── Data for this task

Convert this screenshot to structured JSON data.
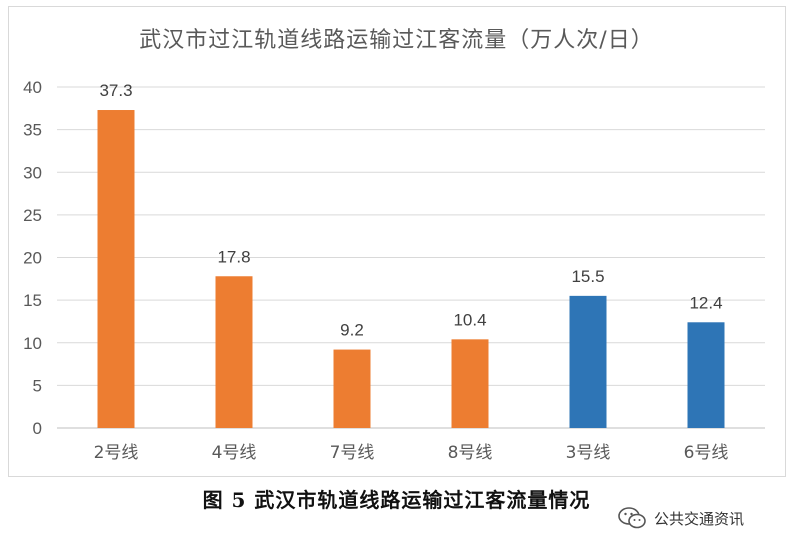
{
  "chart_data": {
    "type": "bar",
    "title": "武汉市过江轨道线路运输过江客流量（万人次/日）",
    "categories": [
      "2号线",
      "4号线",
      "7号线",
      "8号线",
      "3号线",
      "6号线"
    ],
    "values": [
      37.3,
      17.8,
      9.2,
      10.4,
      15.5,
      12.4
    ],
    "data_labels": [
      "37.3",
      "17.8",
      "9.2",
      "10.4",
      "15.5",
      "12.4"
    ],
    "bar_colors": [
      "#ed7d31",
      "#ed7d31",
      "#ed7d31",
      "#ed7d31",
      "#2e75b6",
      "#2e75b6"
    ],
    "yticks": [
      "0",
      "5",
      "10",
      "15",
      "20",
      "25",
      "30",
      "35",
      "40"
    ],
    "ylim": [
      0,
      40
    ],
    "grid": true,
    "legend": "none"
  },
  "caption": "图 5  武汉市轨道线路运输过江客流量情况",
  "watermark": {
    "icon": "wechat-icon",
    "text": "公共交通资讯"
  }
}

────

Copy the listing in full and without alteration, omitting every picture.

### Correct response
Convert this screenshot to structured JSON data.
{
  "chart_data": {
    "type": "bar",
    "title": "武汉市过江轨道线路运输过江客流量（万人次/日）",
    "categories": [
      "2号线",
      "4号线",
      "7号线",
      "8号线",
      "3号线",
      "6号线"
    ],
    "values": [
      37.3,
      17.8,
      9.2,
      10.4,
      15.5,
      12.4
    ],
    "data_labels": [
      "37.3",
      "17.8",
      "9.2",
      "10.4",
      "15.5",
      "12.4"
    ],
    "bar_colors": [
      "#ed7d31",
      "#ed7d31",
      "#ed7d31",
      "#ed7d31",
      "#2e75b6",
      "#2e75b6"
    ],
    "yticks": [
      "0",
      "5",
      "10",
      "15",
      "20",
      "25",
      "30",
      "35",
      "40"
    ],
    "ylim": [
      0,
      40
    ],
    "grid": true,
    "legend": "none"
  },
  "caption": "图 5  武汉市轨道线路运输过江客流量情况",
  "watermark": {
    "icon": "wechat-icon",
    "text": "公共交通资讯"
  }
}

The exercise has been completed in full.